- **Stated exercise**:
Please output the lines shown below exactly as they appear.

- **Data excerpts**:
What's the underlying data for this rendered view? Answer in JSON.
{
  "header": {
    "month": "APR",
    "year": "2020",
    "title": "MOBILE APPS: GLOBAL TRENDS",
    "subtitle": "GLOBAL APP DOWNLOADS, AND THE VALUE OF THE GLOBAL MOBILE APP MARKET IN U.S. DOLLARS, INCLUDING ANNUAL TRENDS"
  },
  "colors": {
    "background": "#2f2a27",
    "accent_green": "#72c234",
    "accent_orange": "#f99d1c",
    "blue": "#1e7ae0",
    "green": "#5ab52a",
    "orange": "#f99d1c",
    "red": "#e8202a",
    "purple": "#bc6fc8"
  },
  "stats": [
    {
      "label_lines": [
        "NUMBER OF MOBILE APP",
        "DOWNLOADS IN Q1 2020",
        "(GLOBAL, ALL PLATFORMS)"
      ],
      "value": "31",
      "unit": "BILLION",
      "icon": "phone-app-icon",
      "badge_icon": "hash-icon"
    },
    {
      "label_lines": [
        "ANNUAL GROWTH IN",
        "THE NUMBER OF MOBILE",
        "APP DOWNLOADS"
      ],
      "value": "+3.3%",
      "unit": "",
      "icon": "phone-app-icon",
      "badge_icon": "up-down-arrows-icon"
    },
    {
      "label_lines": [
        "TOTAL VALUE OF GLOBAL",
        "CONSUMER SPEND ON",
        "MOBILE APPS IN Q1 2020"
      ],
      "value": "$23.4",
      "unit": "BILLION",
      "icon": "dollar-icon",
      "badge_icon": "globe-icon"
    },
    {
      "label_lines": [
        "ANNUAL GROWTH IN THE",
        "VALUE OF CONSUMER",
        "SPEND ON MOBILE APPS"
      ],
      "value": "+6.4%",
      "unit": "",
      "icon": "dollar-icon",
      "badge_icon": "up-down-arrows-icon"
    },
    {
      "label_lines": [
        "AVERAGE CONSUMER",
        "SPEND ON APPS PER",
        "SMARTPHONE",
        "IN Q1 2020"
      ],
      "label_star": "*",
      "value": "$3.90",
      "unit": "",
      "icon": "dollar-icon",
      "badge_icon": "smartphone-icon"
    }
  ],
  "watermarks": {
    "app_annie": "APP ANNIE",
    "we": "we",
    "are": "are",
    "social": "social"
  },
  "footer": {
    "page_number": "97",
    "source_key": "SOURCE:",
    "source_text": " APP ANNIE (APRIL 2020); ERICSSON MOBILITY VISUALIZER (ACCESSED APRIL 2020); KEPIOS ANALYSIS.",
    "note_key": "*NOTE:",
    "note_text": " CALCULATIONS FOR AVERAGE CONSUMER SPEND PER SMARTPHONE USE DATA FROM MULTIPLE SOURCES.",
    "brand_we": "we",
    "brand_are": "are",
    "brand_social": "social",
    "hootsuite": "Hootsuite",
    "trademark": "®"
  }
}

- **Response for this exercise**:
What's the underlying data for this rendered view? Answer in JSON.
{
  "header": {
    "month": "APR",
    "year": "2020",
    "title": "MOBILE APPS: GLOBAL TRENDS",
    "subtitle": "GLOBAL APP DOWNLOADS, AND THE VALUE OF THE GLOBAL MOBILE APP MARKET IN U.S. DOLLARS, INCLUDING ANNUAL TRENDS"
  },
  "colors": {
    "background": "#2f2a27",
    "accent_green": "#72c234",
    "accent_orange": "#f99d1c",
    "blue": "#1e7ae0",
    "green": "#5ab52a",
    "orange": "#f99d1c",
    "red": "#e8202a",
    "purple": "#bc6fc8"
  },
  "stats": [
    {
      "label_lines": [
        "NUMBER OF MOBILE APP",
        "DOWNLOADS IN Q1 2020",
        "(GLOBAL, ALL PLATFORMS)"
      ],
      "value": "31",
      "unit": "BILLION",
      "icon": "phone-app-icon",
      "badge_icon": "hash-icon"
    },
    {
      "label_lines": [
        "ANNUAL GROWTH IN",
        "THE NUMBER OF MOBILE",
        "APP DOWNLOADS"
      ],
      "value": "+3.3%",
      "unit": "",
      "icon": "phone-app-icon",
      "badge_icon": "up-down-arrows-icon"
    },
    {
      "label_lines": [
        "TOTAL VALUE OF GLOBAL",
        "CONSUMER SPEND ON",
        "MOBILE APPS IN Q1 2020"
      ],
      "value": "$23.4",
      "unit": "BILLION",
      "icon": "dollar-icon",
      "badge_icon": "globe-icon"
    },
    {
      "label_lines": [
        "ANNUAL GROWTH IN THE",
        "VALUE OF CONSUMER",
        "SPEND ON MOBILE APPS"
      ],
      "value": "+6.4%",
      "unit": "",
      "icon": "dollar-icon",
      "badge_icon": "up-down-arrows-icon"
    },
    {
      "label_lines": [
        "AVERAGE CONSUMER",
        "SPEND ON APPS PER",
        "SMARTPHONE",
        "IN Q1 2020"
      ],
      "label_star": "*",
      "value": "$3.90",
      "unit": "",
      "icon": "dollar-icon",
      "badge_icon": "smartphone-icon"
    }
  ],
  "watermarks": {
    "app_annie": "APP ANNIE",
    "we": "we",
    "are": "are",
    "social": "social"
  },
  "footer": {
    "page_number": "97",
    "source_key": "SOURCE:",
    "source_text": " APP ANNIE (APRIL 2020); ERICSSON MOBILITY VISUALIZER (ACCESSED APRIL 2020); KEPIOS ANALYSIS.",
    "note_key": "*NOTE:",
    "note_text": " CALCULATIONS FOR AVERAGE CONSUMER SPEND PER SMARTPHONE USE DATA FROM MULTIPLE SOURCES.",
    "brand_we": "we",
    "brand_are": "are",
    "brand_social": "social",
    "hootsuite": "Hootsuite",
    "trademark": "®"
  }
}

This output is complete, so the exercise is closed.